Exercise aim: Note how many lines contain "text" and give that number, with nothing else.

Dataset entries:
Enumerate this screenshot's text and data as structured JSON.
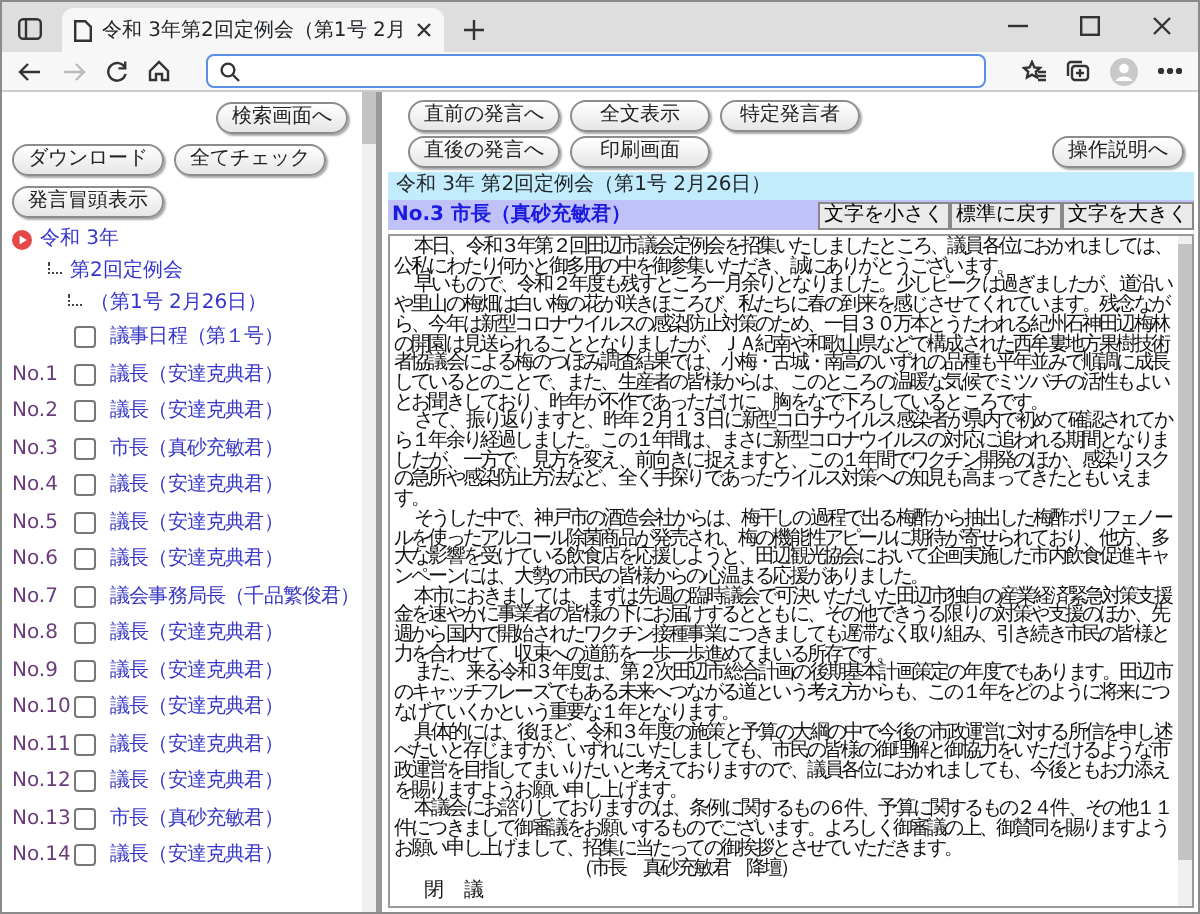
{
  "browser": {
    "tab_title": "令和 3年第2回定例会（第1号 2月"
  },
  "left_pane": {
    "search_button": "検索画面へ",
    "buttons": [
      "ダウンロード",
      "全てチェック"
    ],
    "summary_button": "発言冒頭表示",
    "tree": [
      {
        "label": "令和 3年",
        "children": [
          {
            "label": "第2回定例会",
            "children": [
              {
                "label": "（第1号 2月26日）"
              }
            ]
          }
        ]
      }
    ],
    "items": [
      {
        "label": "議事日程（第１号）",
        "checked": false
      },
      {
        "number": "No.1",
        "label": "議長（安達克典君）",
        "checked": false
      },
      {
        "number": "No.2",
        "label": "議長（安達克典君）",
        "checked": false
      },
      {
        "number": "No.3",
        "label": "市長（真砂充敏君）",
        "checked": false
      },
      {
        "number": "No.4",
        "label": "議長（安達克典君）",
        "checked": false
      },
      {
        "number": "No.5",
        "label": "議長（安達克典君）",
        "checked": false
      },
      {
        "number": "No.6",
        "label": "議長（安達克典君）",
        "checked": false
      },
      {
        "number": "No.7",
        "label": "議会事務局長（千品繁俊君）",
        "checked": false
      },
      {
        "number": "No.8",
        "label": "議長（安達克典君）",
        "checked": false
      },
      {
        "number": "No.9",
        "label": "議長（安達克典君）",
        "checked": false
      },
      {
        "number": "No.10",
        "label": "議長（安達克典君）",
        "checked": false
      },
      {
        "number": "No.11",
        "label": "議長（安達克典君）",
        "checked": false
      },
      {
        "number": "No.12",
        "label": "議長（安達克典君）",
        "checked": false
      },
      {
        "number": "No.13",
        "label": "市長（真砂充敏君）",
        "checked": false
      },
      {
        "number": "No.14",
        "label": "議長（安達克典君）",
        "checked": false
      }
    ]
  },
  "right_pane": {
    "button_rows": [
      [
        "直前の発言へ",
        "全文表示",
        "特定発言者"
      ],
      [
        "直後の発言へ",
        "印刷画面"
      ]
    ],
    "help_button": "操作説明へ",
    "title": "令和 3年 第2回定例会（第1号 2月26日）",
    "speaker": "No.3 市長（真砂充敏君）",
    "font_buttons": [
      "文字を小さく",
      "標準に戻す",
      "文字を大きく"
    ],
    "paragraphs": [
      {
        "kind": "body",
        "text": "本日、令和３年第２回田辺市議会定例会を招集いたしましたところ、議員各位におかれましては、公私にわたり何かと御多用の中を御参集いただき、誠にありがとうございます。"
      },
      {
        "kind": "body",
        "text": "早いもので、令和２年度も残すところ一月余りとなりました。少しピークは過ぎましたが、道沿いや里山の梅畑は白い梅の花が咲きほころび、私たちに春の到来を感じさせてくれています。残念ながら、今年は新型コロナウイルスの感染防止対策のため、一目３０万本とうたわれる紀州石神田辺梅林の開園は見送られることとなりましたが、ＪＡ紀南や和歌山県などで構成された西牟婁地方果樹技術者協議会による梅のつぼみ調査結果では、小梅・古城・南高のいずれの品種も平年並みで順調に成長しているとのことで、また、生産者の皆様からは、このところの温暖な気候でミツバチの活性もよいとお聞きしており、昨年が不作であっただけに、胸をなで下ろしているところです。"
      },
      {
        "kind": "body",
        "text": "さて、振り返りますと、昨年２月１３日に新型コロナウイルス感染者が県内で初めて確認されてから１年余り経過しました。この１年間は、まさに新型コロナウイルスの対応に追われる期間となりましたが、一方で、見方を変え、前向きに捉えますと、この１年間でワクチン開発のほか、感染リスクの急所や感染防止方法など、全く手探りであったウイルス対策への知見も高まってきたともいえます。"
      },
      {
        "kind": "body",
        "text": "そうした中で、神戸市の酒造会社からは、梅干しの過程で出る梅酢から抽出した梅酢ポリフェノールを使ったアルコール除菌商品が発売され、梅の機能性アピールに期待が寄せられており、他方、多大な影響を受けている飲食店を応援しようと、田辺観光協会において企画実施した市内飲食促進キャンペーンには、大勢の市民の皆様からの心温まる応援がありました。"
      },
      {
        "kind": "body",
        "text": "本市におきましては、まずは先週の臨時議会で可決いただいた田辺市独自の産業経済緊急対策支援金を速やかに事業者の皆様の下にお届けするとともに、その他できうる限りの対策や支援のほか、先週から国内で開始されたワクチン接種事業につきましても遅滞なく取り組み、引き続き市民の皆様と力を合わせて、収束への道筋を一歩一歩進めてまいる所存です。"
      },
      {
        "kind": "body",
        "text": "また、来る令和３年度は、第２次田辺市総合計画の後期基本計画策定の年度でもあります。田辺市のキャッチフレーズでもある未来へつながる道という考え方からも、この１年をどのように将来につなげていくかという重要な１年となります。"
      },
      {
        "kind": "body",
        "text": "具体的には、後ほど、令和３年度の施策と予算の大綱の中で今後の市政運営に対する所信を申し述べたいと存じますが、いずれにいたしましても、市民の皆様の御理解と御協力をいただけるような市政運営を目指してまいりたいと考えておりますので、議員各位におかれましても、今後ともお力添えを賜りますようお願い申し上げます。"
      },
      {
        "kind": "body",
        "text": "本議会にお諮りしておりますのは、条例に関するもの６件、予算に関するもの２４件、その他１１件につきまして御審議をお願いするものでございます。よろしく御審議の上、御賛同を賜りますようお願い申し上げまして、招集に当たっての御挨拶とさせていただきます。"
      },
      {
        "kind": "stage",
        "text": "（市長　真砂充敏君　降壇）"
      },
      {
        "kind": "closing",
        "text": "閉　議"
      }
    ]
  }
}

Exercise solution: 11